** Start **

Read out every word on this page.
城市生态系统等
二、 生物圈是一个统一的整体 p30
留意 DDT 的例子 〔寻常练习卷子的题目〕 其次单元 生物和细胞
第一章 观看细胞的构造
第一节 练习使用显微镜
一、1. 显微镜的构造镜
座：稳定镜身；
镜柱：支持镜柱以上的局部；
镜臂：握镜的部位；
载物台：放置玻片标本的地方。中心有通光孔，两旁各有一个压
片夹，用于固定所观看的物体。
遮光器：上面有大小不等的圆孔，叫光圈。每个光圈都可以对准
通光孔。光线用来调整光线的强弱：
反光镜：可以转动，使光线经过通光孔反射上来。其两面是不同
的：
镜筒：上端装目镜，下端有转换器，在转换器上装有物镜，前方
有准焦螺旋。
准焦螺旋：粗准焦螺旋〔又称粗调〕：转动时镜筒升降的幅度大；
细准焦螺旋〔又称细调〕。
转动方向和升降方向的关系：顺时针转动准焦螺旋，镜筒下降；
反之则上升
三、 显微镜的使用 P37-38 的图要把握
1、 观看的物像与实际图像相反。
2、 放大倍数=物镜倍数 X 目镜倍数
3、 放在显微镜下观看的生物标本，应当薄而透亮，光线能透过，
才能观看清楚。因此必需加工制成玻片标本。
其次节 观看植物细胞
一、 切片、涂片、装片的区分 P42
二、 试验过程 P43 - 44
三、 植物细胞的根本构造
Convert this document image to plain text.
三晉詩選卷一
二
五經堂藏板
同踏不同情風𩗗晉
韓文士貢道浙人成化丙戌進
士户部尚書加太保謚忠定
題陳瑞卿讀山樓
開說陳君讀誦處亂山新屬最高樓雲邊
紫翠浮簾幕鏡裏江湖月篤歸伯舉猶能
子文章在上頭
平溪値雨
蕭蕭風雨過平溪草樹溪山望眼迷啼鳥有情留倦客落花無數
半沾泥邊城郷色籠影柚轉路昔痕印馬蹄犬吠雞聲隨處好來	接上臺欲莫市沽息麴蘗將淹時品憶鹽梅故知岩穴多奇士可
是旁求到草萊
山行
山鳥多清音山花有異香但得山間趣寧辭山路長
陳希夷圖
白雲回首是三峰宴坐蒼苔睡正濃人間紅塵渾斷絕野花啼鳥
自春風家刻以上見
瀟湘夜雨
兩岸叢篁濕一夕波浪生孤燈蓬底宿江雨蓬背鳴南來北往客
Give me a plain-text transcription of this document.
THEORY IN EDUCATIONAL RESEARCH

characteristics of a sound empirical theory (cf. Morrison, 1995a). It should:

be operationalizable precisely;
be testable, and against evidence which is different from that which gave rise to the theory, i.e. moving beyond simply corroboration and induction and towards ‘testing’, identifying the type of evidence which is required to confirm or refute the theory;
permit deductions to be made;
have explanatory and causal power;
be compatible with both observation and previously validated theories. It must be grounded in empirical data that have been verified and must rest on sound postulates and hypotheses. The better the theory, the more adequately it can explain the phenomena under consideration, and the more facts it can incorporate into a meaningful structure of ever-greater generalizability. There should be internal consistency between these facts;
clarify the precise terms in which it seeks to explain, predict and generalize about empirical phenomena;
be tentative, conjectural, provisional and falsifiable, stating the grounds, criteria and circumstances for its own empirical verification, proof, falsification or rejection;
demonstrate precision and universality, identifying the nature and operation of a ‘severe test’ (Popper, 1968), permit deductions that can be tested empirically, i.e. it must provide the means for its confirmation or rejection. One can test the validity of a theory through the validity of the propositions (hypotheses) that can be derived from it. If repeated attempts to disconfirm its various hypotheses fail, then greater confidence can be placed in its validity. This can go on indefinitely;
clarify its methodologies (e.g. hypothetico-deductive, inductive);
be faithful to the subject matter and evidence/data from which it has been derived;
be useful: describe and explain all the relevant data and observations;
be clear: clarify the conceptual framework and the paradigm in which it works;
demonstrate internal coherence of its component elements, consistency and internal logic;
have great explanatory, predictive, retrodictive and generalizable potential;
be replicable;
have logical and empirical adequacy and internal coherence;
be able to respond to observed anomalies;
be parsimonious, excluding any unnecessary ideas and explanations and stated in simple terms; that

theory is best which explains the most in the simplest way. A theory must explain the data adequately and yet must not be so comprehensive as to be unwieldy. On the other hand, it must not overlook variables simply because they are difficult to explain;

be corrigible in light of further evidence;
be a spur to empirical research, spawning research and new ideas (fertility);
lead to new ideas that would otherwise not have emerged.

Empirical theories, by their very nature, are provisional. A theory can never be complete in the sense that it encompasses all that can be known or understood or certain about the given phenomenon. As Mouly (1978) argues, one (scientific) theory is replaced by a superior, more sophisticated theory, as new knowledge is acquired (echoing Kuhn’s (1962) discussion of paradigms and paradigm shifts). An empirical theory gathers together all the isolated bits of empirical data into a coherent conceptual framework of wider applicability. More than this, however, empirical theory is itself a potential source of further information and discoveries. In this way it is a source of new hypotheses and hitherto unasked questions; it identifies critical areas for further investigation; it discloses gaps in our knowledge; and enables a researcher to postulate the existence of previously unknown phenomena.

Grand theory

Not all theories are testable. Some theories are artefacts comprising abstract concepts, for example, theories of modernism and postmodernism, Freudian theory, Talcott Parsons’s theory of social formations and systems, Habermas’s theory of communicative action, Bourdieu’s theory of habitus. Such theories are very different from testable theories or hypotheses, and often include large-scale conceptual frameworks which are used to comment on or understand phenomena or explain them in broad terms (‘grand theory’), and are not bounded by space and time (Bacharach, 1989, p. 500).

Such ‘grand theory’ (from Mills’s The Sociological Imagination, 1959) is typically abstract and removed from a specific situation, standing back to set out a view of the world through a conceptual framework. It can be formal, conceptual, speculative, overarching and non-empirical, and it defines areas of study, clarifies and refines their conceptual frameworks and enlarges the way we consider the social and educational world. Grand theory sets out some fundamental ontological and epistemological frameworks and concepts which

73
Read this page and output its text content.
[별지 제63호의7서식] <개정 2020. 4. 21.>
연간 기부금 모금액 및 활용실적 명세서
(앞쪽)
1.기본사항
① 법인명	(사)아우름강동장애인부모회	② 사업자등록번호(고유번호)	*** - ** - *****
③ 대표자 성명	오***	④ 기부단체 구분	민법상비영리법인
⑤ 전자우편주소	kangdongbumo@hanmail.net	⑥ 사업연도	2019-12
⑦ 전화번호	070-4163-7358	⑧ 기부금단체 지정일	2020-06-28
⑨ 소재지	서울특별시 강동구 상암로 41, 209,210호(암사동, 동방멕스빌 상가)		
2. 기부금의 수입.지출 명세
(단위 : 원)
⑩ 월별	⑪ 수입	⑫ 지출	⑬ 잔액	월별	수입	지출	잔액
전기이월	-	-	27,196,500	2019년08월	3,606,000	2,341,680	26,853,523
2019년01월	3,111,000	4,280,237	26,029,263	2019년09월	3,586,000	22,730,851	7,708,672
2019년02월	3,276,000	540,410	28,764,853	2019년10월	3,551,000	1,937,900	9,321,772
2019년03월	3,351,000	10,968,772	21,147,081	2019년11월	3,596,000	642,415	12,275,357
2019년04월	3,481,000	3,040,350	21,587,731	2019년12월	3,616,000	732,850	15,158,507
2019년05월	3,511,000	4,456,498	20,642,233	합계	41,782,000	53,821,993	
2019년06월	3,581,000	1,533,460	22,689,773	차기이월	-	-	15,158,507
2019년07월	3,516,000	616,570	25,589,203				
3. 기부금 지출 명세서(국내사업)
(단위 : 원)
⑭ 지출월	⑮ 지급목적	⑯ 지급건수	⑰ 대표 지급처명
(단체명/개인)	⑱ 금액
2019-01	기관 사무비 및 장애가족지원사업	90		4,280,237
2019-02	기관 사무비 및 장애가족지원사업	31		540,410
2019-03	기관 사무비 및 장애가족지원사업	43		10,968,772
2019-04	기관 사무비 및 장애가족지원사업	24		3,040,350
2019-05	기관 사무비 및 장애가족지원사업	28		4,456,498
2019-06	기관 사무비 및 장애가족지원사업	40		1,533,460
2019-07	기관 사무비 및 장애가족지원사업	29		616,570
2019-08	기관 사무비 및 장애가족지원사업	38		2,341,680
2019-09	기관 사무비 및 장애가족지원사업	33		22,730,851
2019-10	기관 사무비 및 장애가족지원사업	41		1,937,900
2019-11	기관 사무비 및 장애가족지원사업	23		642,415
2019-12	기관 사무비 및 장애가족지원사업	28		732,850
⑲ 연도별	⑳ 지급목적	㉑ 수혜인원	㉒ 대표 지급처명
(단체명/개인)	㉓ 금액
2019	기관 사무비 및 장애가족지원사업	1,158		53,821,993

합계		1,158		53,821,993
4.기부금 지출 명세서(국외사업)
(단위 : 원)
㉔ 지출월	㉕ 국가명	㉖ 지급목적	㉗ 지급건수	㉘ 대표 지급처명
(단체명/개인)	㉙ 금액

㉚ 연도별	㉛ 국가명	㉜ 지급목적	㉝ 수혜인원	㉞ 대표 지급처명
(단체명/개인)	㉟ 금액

** End **

● **WRITTEN REQUEST**:
Isolate each line of the listing above that includes "explanatory". Copy it.

● **FULL ANSWER**:
have explanatory and causal power;
have great explanatory, predictive, retrodictive and generalizable potential;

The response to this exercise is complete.